What is needed: Will you output all of the data below exactly, omitting the images?

—————

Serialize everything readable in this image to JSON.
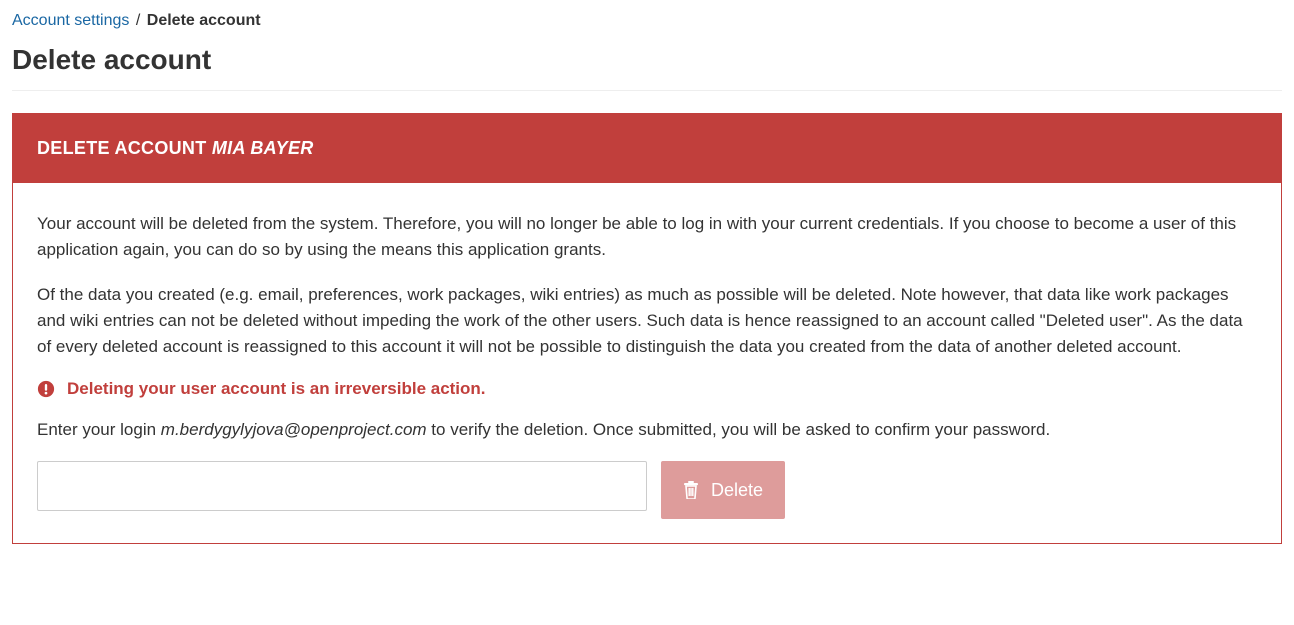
{
  "breadcrumb": {
    "parent": "Account settings",
    "separator": "/",
    "current": "Delete account"
  },
  "page_title": "Delete account",
  "box": {
    "header_prefix": "DELETE ACCOUNT ",
    "header_name": "MIA BAYER",
    "paragraph1": "Your account will be deleted from the system. Therefore, you will no longer be able to log in with your current credentials. If you choose to become a user of this application again, you can do so by using the means this application grants.",
    "paragraph2": "Of the data you created (e.g. email, preferences, work packages, wiki entries) as much as possible will be deleted. Note however, that data like work packages and wiki entries can not be deleted without impeding the work of the other users. Such data is hence reassigned to an account called \"Deleted user\". As the data of every deleted account is reassigned to this account it will not be possible to distinguish the data you created from the data of another deleted account.",
    "warning": "Deleting your user account is an irreversible action.",
    "verify_prefix": "Enter your login ",
    "verify_login": "m.berdygylyjova@openproject.com",
    "verify_suffix": " to verify the deletion. Once submitted, you will be asked to confirm your password.",
    "input_value": "",
    "delete_label": "Delete"
  }
}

—————

Expected answer:
Serialize everything readable in this image to JSON.
{
  "breadcrumb": {
    "parent": "Account settings",
    "separator": "/",
    "current": "Delete account"
  },
  "page_title": "Delete account",
  "box": {
    "header_prefix": "DELETE ACCOUNT ",
    "header_name": "MIA BAYER",
    "paragraph1": "Your account will be deleted from the system. Therefore, you will no longer be able to log in with your current credentials. If you choose to become a user of this application again, you can do so by using the means this application grants.",
    "paragraph2": "Of the data you created (e.g. email, preferences, work packages, wiki entries) as much as possible will be deleted. Note however, that data like work packages and wiki entries can not be deleted without impeding the work of the other users. Such data is hence reassigned to an account called \"Deleted user\". As the data of every deleted account is reassigned to this account it will not be possible to distinguish the data you created from the data of another deleted account.",
    "warning": "Deleting your user account is an irreversible action.",
    "verify_prefix": "Enter your login ",
    "verify_login": "m.berdygylyjova@openproject.com",
    "verify_suffix": " to verify the deletion. Once submitted, you will be asked to confirm your password.",
    "input_value": "",
    "delete_label": "Delete"
  }
}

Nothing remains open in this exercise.